-- TASK SET --
- a) According to the Hunter Hess article, at what age did Hess join the Mt. Bachelor Sports Education Foundation?
- b) Print the part of the Hunter Hess article from "In January 2024, Hess" to "score of 89.00." verbatim.

-- DOCUMENT SEGMENT --
Start of Block

Hunter Hess

Personal information
- Born: October 1, 1998 (age 27) Bend, Oregon, U.S.

Sport
- Country: United States
- Sport: Freestyle skiing
- Event: Halfpipe

Medal record
Men's freestyle skiing
Representing the United States
Winter X Games
| Bronze medal – third place | 2024 Aspen | SuperPipe |
| Bronze medal – third place | 2025 Aspen | SuperPipe |

= Hunter Hess =

American freestyle skier (born 1998)

Hunter Hess (born October 1, 1998) is an American freestyle skier. He represented the United States at the 2026 Winter Olympics.

==Early life==
Hess attended Summit High School in Bend, Oregon where he played soccer. He competed in the USASA Enter the Dragon competition at Mt. Bachelor and eventually joined the Mt. Bachelor Sports Education Foundation (MBSEF) at nine years old.

==Career==
During the 2018–19 FIS Freestyle Ski World Cup, Hess earned his first FIS Freestyle Ski World Cup podium finish on December 22, 2018, finishing in third place.

A few months before the Olympic qualifiers, Hess crashed while training, tearing his medial collateral ligament (MCL), and failed to qualify for the 2022 Winter Olympics. He finished the 2023–24 FIS Freestyle Ski World Cup with three podium finishes, and in second place in the overall standings with 265 points, finishing behind teammate Alex Ferreira.

In January 2024, Hess competed at the Winter X Games in Aspen and won a bronze medal in the SuperPipe event with a score of 92 on his third and final run to edge three-time Olympic medalist Nick Goepper. In January 2025, he again competed at the Winter X Games in Aspen and won a bronze medal in the SuperPipe event with a score of 85.66.

Hess represented the United States at the 2025 FIS Freestyle Ski World Championships in the halfpipe event and finished in fifth place with a score of 89.75. During the 2025–26 FIS Freestyle Ski World Cup season opener on December 12, 2025, he finished in third place with a score of 86.25. The next week, on December 20, 2025, he finished in second place with a score of 89.00.

Hess qualified for his first Winter Olympics in 2026. At a press conference where U.S. Olympians were questioned how they felt about representing their country during a time of increased immigration enforcement policies in President Donald Trump's presidency, Hess stated that he had "mixed feelings", adding "There's obviously a lot going on that I'm not the biggest fan of, and I think a lot of people aren't. I think for me it's more I'm representing my, like, friends and family back home, the people that represented it before me, all the things that I believe are good about the U.S." The remarks triggered widespread backlash on social media and from several prominent conservative figures, including President Trump who called Hess a "real loser". Gold medalist Mike Eruzione suggested that if Hess "doesn't represent his country but his family and friends, then don't put on the USA uniform". Olympians including Eileen Gu and Chloe Kim defended Hess, with cross-country skier Zak Ketterson saying, "it's pretty childish to come at somebody for exercising their free speech." Hess went on to finish in 10th place in the halfpipe final.

End of Block

-- Bounding box prediction data --
Start of Block

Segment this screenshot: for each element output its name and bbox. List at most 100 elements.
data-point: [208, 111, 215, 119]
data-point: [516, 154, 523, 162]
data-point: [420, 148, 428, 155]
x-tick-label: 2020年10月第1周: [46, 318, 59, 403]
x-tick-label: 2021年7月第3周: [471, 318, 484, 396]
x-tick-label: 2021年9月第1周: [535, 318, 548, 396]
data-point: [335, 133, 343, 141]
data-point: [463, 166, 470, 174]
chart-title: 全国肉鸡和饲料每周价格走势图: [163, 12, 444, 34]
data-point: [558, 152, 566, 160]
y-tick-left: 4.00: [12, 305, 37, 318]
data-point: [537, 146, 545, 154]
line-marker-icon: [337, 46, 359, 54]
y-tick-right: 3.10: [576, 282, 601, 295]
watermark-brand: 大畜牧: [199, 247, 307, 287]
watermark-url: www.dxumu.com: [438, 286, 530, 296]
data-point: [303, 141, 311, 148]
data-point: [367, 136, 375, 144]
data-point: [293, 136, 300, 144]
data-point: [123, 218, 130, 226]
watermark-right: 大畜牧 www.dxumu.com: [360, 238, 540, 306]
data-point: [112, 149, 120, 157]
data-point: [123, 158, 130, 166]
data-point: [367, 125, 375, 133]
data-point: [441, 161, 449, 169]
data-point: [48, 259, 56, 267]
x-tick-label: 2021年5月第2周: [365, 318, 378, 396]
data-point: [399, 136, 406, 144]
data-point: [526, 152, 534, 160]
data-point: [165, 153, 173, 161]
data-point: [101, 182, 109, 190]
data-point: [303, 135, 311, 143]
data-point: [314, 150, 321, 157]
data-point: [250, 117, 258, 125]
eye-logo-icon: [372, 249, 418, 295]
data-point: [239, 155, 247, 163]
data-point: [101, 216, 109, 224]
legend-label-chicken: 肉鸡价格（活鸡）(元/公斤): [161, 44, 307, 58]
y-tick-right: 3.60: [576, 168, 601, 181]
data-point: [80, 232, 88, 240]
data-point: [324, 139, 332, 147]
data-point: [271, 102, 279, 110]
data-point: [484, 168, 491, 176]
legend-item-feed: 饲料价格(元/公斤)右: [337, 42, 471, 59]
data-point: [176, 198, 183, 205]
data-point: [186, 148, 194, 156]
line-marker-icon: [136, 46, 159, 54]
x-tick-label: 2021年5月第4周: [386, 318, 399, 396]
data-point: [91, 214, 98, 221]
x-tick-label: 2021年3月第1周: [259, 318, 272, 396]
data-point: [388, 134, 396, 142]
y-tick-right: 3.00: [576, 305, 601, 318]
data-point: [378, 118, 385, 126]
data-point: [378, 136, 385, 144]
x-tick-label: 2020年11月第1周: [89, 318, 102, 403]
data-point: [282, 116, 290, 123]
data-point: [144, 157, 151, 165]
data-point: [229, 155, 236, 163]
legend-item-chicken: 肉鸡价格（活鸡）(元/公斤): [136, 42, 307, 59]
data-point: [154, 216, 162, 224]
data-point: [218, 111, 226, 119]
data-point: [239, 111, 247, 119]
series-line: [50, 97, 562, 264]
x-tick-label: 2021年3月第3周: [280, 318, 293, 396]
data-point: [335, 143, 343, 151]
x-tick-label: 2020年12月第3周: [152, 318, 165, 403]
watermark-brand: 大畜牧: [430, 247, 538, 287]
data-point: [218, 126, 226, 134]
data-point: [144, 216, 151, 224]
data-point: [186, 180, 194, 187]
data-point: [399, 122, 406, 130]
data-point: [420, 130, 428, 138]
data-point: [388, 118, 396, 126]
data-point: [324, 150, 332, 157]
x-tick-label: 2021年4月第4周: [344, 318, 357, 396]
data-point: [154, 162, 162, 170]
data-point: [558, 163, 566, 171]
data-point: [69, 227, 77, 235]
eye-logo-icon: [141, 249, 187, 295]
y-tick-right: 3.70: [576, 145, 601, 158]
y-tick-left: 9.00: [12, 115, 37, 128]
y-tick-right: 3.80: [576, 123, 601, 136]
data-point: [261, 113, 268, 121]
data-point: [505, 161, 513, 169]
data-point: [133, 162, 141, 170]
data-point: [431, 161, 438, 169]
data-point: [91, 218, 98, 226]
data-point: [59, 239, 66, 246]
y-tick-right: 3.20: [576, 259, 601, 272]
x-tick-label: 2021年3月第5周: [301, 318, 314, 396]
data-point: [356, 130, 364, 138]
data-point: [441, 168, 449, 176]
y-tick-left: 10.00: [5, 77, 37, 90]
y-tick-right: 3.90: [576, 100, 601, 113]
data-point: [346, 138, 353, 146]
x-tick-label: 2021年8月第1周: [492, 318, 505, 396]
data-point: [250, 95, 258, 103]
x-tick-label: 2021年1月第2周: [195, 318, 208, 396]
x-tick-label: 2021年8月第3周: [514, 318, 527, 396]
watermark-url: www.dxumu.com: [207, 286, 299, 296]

End of Block

-- TASK-BY-TASK ANSWERS --
- a) Nine years old.

- b)
In January 2024, Hess competed at the Winter X Games in Aspen and won a bronze medal in the SuperPipe event with a score of 92 on his third and final run to edge three-time Olympic medalist Nick Goepper. In January 2025, he again competed at the Winter X Games in Aspen and won a bronze medal in the SuperPipe event with a score of 85.66.

Hess represented the United States at the 2025 FIS Freestyle Ski World Championships in the halfpipe event and finished in fifth place with a score of 89.75. During the 2025–26 FIS Freestyle Ski World Cup season opener on December 12, 2025, he finished in third place with a score of 86.25. The next week, on December 20, 2025, he finished in second place with a score of 89.00.